### Provided data
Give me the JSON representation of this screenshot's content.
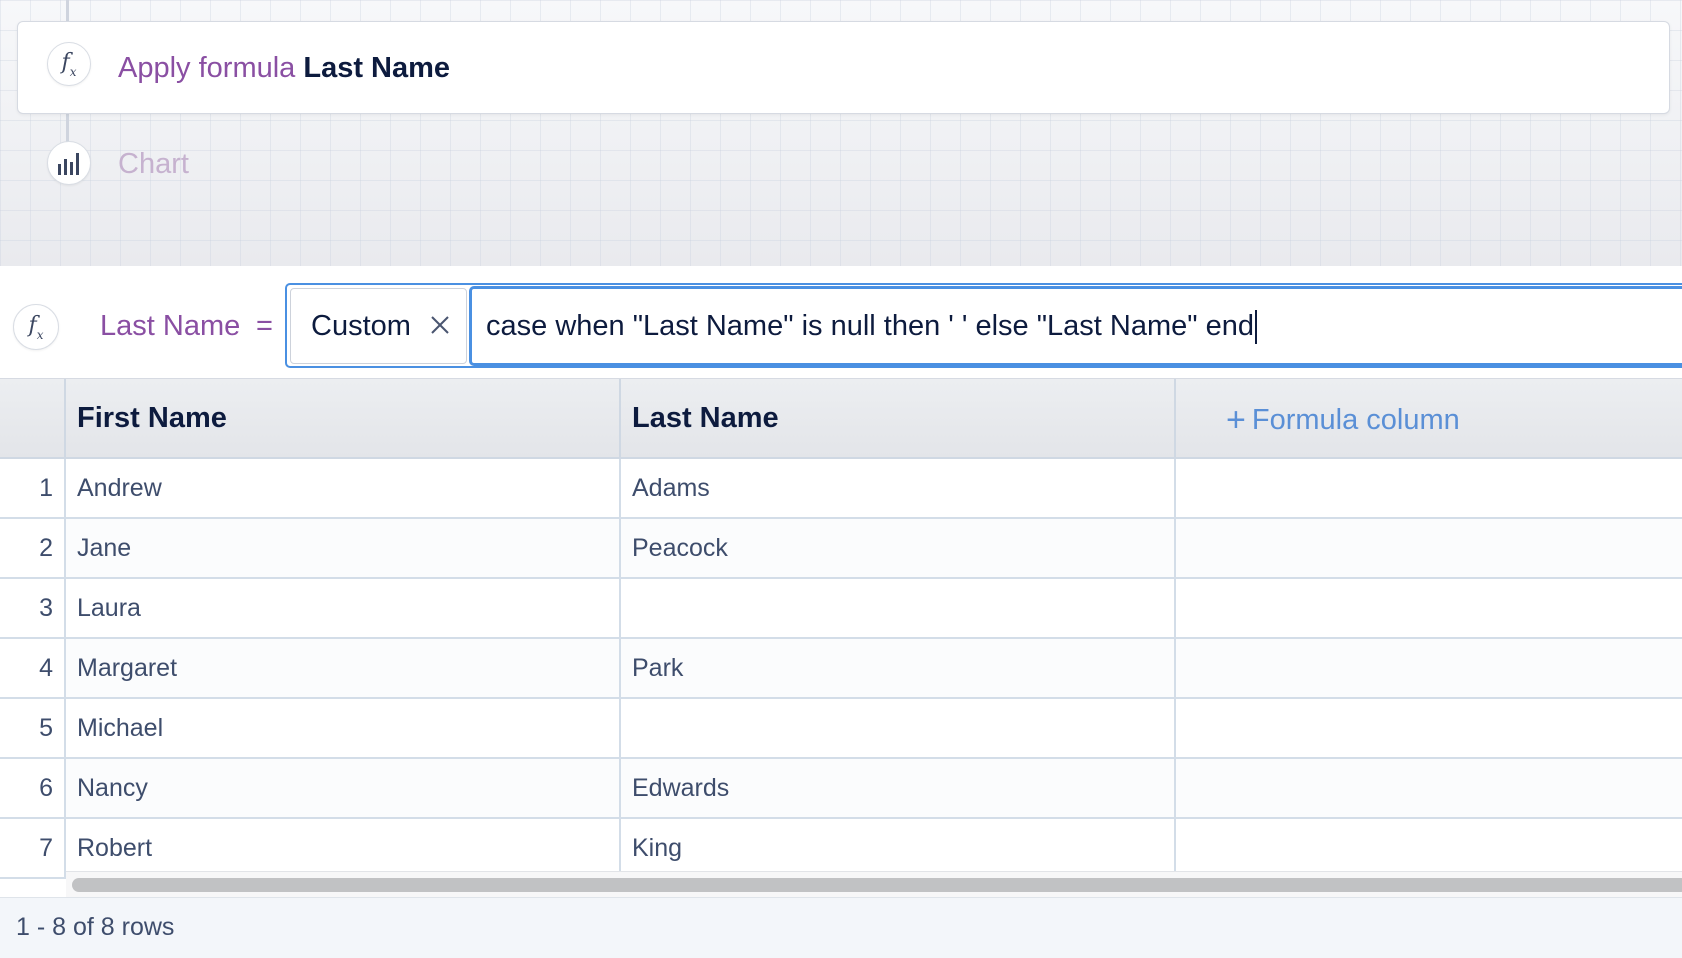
{
  "pipeline": {
    "steps": [
      {
        "icon": "formula-icon",
        "action_label": "Apply formula",
        "target_label": "Last Name"
      },
      {
        "icon": "bar-chart-icon",
        "label": "Chart"
      }
    ]
  },
  "formula_bar": {
    "column_name": "Last Name",
    "equals": "=",
    "formula_type": "Custom",
    "expression": "case when \"Last Name\" is null then ' ' else \"Last Name\" end"
  },
  "table": {
    "columns": [
      "First Name",
      "Last Name"
    ],
    "add_column_label": "Formula column",
    "rows": [
      {
        "index": "1",
        "first_name": "Andrew",
        "last_name": "Adams"
      },
      {
        "index": "2",
        "first_name": "Jane",
        "last_name": "Peacock"
      },
      {
        "index": "3",
        "first_name": "Laura",
        "last_name": ""
      },
      {
        "index": "4",
        "first_name": "Margaret",
        "last_name": "Park"
      },
      {
        "index": "5",
        "first_name": "Michael",
        "last_name": ""
      },
      {
        "index": "6",
        "first_name": "Nancy",
        "last_name": "Edwards"
      },
      {
        "index": "7",
        "first_name": "Robert",
        "last_name": "King"
      }
    ]
  },
  "footer": {
    "row_count_text": "1 - 8 of 8 rows"
  },
  "colors": {
    "accent_purple": "#8a4fa3",
    "focus_blue": "#4a90e2",
    "link_blue": "#5a8fd6",
    "text_dark": "#0d1b3e"
  }
}
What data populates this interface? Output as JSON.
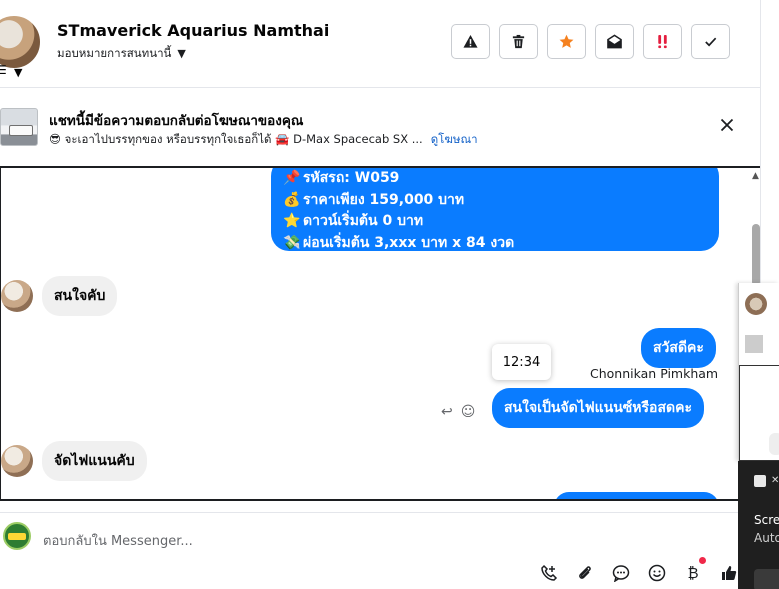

### Problem to work on
Write out all the entries exactly, except for the pictures.

### Answer to this exercise
Give me the JSON representation of this screenshot's content.
{
  "pipeline": {
    "steps": [
      {
        "icon": "formula-icon",
        "action_label": "Apply formula",
        "target_label": "Last Name"
      },
      {
        "icon": "bar-chart-icon",
        "label": "Chart"
      }
    ]
  },
  "formula_bar": {
    "column_name": "Last Name",
    "equals": "=",
    "formula_type": "Custom",
    "expression": "case when \"Last Name\" is null then ' ' else \"Last Name\" end"
  },
  "table": {
    "columns": [
      "First Name",
      "Last Name"
    ],
    "add_column_label": "Formula column",
    "rows": [
      {
        "index": "1",
        "first_name": "Andrew",
        "last_name": "Adams"
      },
      {
        "index": "2",
        "first_name": "Jane",
        "last_name": "Peacock"
      },
      {
        "index": "3",
        "first_name": "Laura",
        "last_name": ""
      },
      {
        "index": "4",
        "first_name": "Margaret",
        "last_name": "Park"
      },
      {
        "index": "5",
        "first_name": "Michael",
        "last_name": ""
      },
      {
        "index": "6",
        "first_name": "Nancy",
        "last_name": "Edwards"
      },
      {
        "index": "7",
        "first_name": "Robert",
        "last_name": "King"
      }
    ]
  },
  "footer": {
    "row_count_text": "1 - 8 of 8 rows"
  },
  "colors": {
    "accent_purple": "#8a4fa3",
    "focus_blue": "#4a90e2",
    "link_blue": "#5a8fd6",
    "text_dark": "#0d1b3e"
  }
}
What data populates this interface? Output as JSON.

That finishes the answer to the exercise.